▶ **Задания**:
• A. Определите, соответствуют ли тексту о ритуале утверждения (i), (ii) и (iii). На каждое ответьте «да» или «нет» и приведите решающие слова текста в точной цитате.
(i) Текст, употребляемый в ритуале, сохраняет тот же смысл, что и вне ритуала.
(ii) Красота ритуальных форм объясняет ценность ритуального поведения вообще.
(iii) Ритуальность поведения обеспечивает предсказуемость событий, не подавляя свободы индивидов.
• B. Изложите в виде списка абзац текста о ритуале, начинающийся словами «Ритуальность поведения создает», сохранив его основные мысли.
• C. Напишите продолжение текста о ритуале, начав сразу после его последнего предложения.

▶ **Текст для чтения**:
Всякое действие или ритуал имеет свой чисто ритуальный смысл. Любое действие или текст в ритуале приобретает специфическое значение. Даже прямой текст, употребляемый в ритуале, несет не тот смысл, который был бы свойственен этому же тексту вне ритуала.

Известна лишь одна бесспорно самоценная форма, хотя и для нее иногда находятся внешне целесообразные объяснения. Однако красота многих форм ритуального поведения не может служить объяснением ценности ритуального поведения вообще. Ритуал ценен своим соответствием особым потребностям социального человека.

Ритуальность поведения создает некую всеобщность целей, стоящих над «естественными» целями отдельных индивидов, и тем самым, не подавляя их свободы, обеспечивает нужную степень предсказуемости событий. Если мы уверены, что те, с кем нам приходится общаться, считают самоценным поддержание неких норм вежливости, то этим уже сильно облегчается наше общении. И при этом уже гарантируется некоторая свобода и нужная степень предсказуемости чужого поведения.

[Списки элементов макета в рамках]
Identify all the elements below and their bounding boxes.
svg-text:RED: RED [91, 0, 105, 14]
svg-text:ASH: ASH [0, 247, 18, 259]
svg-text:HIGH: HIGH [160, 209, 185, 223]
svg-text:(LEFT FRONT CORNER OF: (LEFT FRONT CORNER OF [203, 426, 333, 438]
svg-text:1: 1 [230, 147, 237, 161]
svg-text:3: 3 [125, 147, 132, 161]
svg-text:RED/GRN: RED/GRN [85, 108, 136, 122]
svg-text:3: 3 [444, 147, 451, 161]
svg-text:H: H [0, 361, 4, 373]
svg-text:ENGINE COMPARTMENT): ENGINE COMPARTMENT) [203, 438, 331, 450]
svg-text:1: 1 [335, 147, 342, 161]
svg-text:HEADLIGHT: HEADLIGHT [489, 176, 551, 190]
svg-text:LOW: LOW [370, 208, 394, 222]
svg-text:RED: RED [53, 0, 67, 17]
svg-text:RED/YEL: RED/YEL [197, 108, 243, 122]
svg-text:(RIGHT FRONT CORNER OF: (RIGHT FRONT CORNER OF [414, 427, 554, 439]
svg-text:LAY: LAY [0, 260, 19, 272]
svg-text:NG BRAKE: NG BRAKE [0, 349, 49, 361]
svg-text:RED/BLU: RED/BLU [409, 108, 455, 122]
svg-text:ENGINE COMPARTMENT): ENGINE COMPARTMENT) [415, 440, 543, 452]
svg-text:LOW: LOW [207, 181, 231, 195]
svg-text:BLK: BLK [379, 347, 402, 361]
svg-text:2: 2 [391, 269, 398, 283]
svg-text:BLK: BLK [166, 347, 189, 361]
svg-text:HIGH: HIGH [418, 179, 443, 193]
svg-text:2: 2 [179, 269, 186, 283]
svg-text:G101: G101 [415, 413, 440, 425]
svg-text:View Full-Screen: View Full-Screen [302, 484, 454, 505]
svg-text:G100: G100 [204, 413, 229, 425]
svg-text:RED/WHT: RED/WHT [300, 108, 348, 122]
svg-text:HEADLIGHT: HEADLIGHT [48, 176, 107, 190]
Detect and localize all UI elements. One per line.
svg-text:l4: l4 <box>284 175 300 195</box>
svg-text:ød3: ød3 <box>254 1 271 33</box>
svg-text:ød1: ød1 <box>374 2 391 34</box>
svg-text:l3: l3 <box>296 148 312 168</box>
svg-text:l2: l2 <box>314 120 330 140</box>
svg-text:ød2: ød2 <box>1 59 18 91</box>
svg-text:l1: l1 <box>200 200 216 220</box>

▶ **Ответы**:
• A.
(i) Нет: «Даже прямой текст, употребляемый в ритуале, несет не тот смысл, который был бы свойственен этому же тексту вне ритуала».
(ii) Нет: «Однако красота многих форм ритуального поведения не может служить объяснением ценности ритуального поведения вообще».
(iii) Да: «не подавляя их свободы, обеспечивает нужную степень предсказуемости событий».

• B.
- Ритуальность поведения создает общие цели, которые стоят над «естественными» целями отдельных людей.
- Тем самым она, не подавляя свободы людей, обеспечивает нужную степень предсказуемости событий.
- Если собеседники считают самоценным соблюдение норм вежливости, общение становится намного легче.
- При этом гарантируются некоторая свобода и нужная степень предсказуемости чужого поведения.

• C.
Таким образом, для культуры в целом, как сложной, самоорганизующейся системы, для полноценного функционирования которой необходима большая степень свободы ее субъектов, т.е. демократическое устройство и потребности в оптимальном, гармоничном, устойчивом воздействии на людей, характерна ее опора на грань, разделяющую эти полюса.

Эмпирически, уже на протяжении тысячелетий эта грань, золотая середина между свободой человека и его порабощением, детерминации его поведения социокультурными нормами определена. Эта грань носит название золотого сечения, эта математическая пропорция лежит в основе поведения людей, и всех ритуалов.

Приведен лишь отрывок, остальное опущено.